Written problem: Every line of the material that follows must be printed again exactly.

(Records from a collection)
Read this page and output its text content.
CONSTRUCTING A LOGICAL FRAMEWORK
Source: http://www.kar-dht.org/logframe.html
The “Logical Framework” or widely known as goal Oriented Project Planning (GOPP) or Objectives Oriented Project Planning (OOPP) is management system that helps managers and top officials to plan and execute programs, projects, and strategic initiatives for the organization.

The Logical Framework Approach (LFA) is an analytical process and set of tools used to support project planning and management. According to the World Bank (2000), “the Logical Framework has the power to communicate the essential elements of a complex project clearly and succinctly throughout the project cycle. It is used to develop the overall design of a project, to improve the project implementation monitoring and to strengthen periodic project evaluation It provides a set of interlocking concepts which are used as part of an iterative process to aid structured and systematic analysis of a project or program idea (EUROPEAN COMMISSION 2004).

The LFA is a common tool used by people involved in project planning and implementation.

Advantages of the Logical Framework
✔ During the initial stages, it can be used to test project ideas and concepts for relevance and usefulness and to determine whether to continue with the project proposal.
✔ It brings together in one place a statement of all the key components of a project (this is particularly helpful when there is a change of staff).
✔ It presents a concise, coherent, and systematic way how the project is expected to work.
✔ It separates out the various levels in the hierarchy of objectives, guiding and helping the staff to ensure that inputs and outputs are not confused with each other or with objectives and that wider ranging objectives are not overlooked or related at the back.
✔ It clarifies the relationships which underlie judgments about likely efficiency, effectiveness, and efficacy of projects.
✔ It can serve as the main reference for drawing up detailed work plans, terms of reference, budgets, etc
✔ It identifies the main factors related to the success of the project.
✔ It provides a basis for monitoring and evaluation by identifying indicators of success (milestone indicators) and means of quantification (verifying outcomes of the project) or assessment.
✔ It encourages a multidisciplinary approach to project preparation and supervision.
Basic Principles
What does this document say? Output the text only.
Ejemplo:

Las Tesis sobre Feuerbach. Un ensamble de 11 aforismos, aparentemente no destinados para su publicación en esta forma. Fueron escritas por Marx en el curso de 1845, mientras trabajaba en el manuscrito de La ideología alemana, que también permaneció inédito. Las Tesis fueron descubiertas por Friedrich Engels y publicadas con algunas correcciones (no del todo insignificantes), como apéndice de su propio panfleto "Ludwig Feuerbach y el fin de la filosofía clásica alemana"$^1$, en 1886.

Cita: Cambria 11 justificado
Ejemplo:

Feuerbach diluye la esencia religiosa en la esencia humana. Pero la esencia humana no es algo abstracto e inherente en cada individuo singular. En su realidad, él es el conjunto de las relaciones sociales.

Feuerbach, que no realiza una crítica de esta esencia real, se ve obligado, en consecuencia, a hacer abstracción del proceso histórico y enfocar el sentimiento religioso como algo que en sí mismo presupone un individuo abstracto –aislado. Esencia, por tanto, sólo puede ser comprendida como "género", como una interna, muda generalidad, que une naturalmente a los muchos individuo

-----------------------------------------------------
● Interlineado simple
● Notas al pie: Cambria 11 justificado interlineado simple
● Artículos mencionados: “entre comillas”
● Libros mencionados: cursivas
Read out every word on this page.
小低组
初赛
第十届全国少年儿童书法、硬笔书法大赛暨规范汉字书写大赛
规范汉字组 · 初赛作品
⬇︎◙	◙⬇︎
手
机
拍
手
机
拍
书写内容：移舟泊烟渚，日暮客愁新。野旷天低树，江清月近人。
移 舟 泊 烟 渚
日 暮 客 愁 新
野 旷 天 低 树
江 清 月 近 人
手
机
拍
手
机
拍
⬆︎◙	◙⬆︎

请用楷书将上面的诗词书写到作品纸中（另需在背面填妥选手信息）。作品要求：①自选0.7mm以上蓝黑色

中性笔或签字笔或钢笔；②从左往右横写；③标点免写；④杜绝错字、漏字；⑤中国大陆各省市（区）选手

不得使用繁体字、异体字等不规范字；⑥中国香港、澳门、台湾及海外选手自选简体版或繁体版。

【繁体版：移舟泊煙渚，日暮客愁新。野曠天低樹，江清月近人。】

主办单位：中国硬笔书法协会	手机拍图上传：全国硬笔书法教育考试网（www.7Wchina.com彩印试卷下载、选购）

Output of the task:
Read this page and output its text content.
CONSTRUCTING A LOGICAL FRAMEWORK
Source: http://www.kar-dht.org/logframe.html
The “Logical Framework” or widely known as goal Oriented Project Planning (GOPP) or Objectives Oriented Project Planning (OOPP) is management system that helps managers and top officials to plan and execute programs, projects, and strategic initiatives for the organization.

The Logical Framework Approach (LFA) is an analytical process and set of tools used to support project planning and management. According to the World Bank (2000), “the Logical Framework has the power to communicate the essential elements of a complex project clearly and succinctly throughout the project cycle. It is used to develop the overall design of a project, to improve the project implementation monitoring and to strengthen periodic project evaluation It provides a set of interlocking concepts which are used as part of an iterative process to aid structured and systematic analysis of a project or program idea (EUROPEAN COMMISSION 2004).

The LFA is a common tool used by people involved in project planning and implementation.

Advantages of the Logical Framework
✔ During the initial stages, it can be used to test project ideas and concepts for relevance and usefulness and to determine whether to continue with the project proposal.
✔ It brings together in one place a statement of all the key components of a project (this is particularly helpful when there is a change of staff).
✔ It presents a concise, coherent, and systematic way how the project is expected to work.
✔ It separates out the various levels in the hierarchy of objectives, guiding and helping the staff to ensure that inputs and outputs are not confused with each other or with objectives and that wider ranging objectives are not overlooked or related at the back.
✔ It clarifies the relationships which underlie judgments about likely efficiency, effectiveness, and efficacy of projects.
✔ It can serve as the main reference for drawing up detailed work plans, terms of reference, budgets, etc
✔ It identifies the main factors related to the success of the project.
✔ It provides a basis for monitoring and evaluation by identifying indicators of success (milestone indicators) and means of quantification (verifying outcomes of the project) or assessment.
✔ It encourages a multidisciplinary approach to project preparation and supervision.
Basic Principles
What does this document say? Output the text only.
Ejemplo:

Las Tesis sobre Feuerbach. Un ensamble de 11 aforismos, aparentemente no destinados para su publicación en esta forma. Fueron escritas por Marx en el curso de 1845, mientras trabajaba en el manuscrito de La ideología alemana, que también permaneció inédito. Las Tesis fueron descubiertas por Friedrich Engels y publicadas con algunas correcciones (no del todo insignificantes), como apéndice de su propio panfleto "Ludwig Feuerbach y el fin de la filosofía clásica alemana"$^1$, en 1886.

Cita: Cambria 11 justificado
Ejemplo:

Feuerbach diluye la esencia religiosa en la esencia humana. Pero la esencia humana no es algo abstracto e inherente en cada individuo singular. En su realidad, él es el conjunto de las relaciones sociales.

Feuerbach, que no realiza una crítica de esta esencia real, se ve obligado, en consecuencia, a hacer abstracción del proceso histórico y enfocar el sentimiento religioso como algo que en sí mismo presupone un individuo abstracto –aislado. Esencia, por tanto, sólo puede ser comprendida como "género", como una interna, muda generalidad, que une naturalmente a los muchos individuo

-----------------------------------------------------
● Interlineado simple
● Notas al pie: Cambria 11 justificado interlineado simple
● Artículos mencionados: “entre comillas”
● Libros mencionados: cursivas
Read out every word on this page.
小低组
初赛
第十届全国少年儿童书法、硬笔书法大赛暨规范汉字书写大赛
规范汉字组 · 初赛作品
⬇︎◙	◙⬇︎
手
机
拍
手
机
拍
书写内容：移舟泊烟渚，日暮客愁新。野旷天低树，江清月近人。
移 舟 泊 烟 渚
日 暮 客 愁 新
野 旷 天 低 树
江 清 月 近 人
手
机
拍
手
机
拍
⬆︎◙	◙⬆︎

请用楷书将上面的诗词书写到作品纸中（另需在背面填妥选手信息）。作品要求：①自选0.7mm以上蓝黑色

中性笔或签字笔或钢笔；②从左往右横写；③标点免写；④杜绝错字、漏字；⑤中国大陆各省市（区）选手

不得使用繁体字、异体字等不规范字；⑥中国香港、澳门、台湾及海外选手自选简体版或繁体版。

【繁体版：移舟泊煙渚，日暮客愁新。野曠天低樹，江清月近人。】

主办单位：中国硬笔书法协会	手机拍图上传：全国硬笔书法教育考试网（www.7Wchina.com彩印试卷下载、选购）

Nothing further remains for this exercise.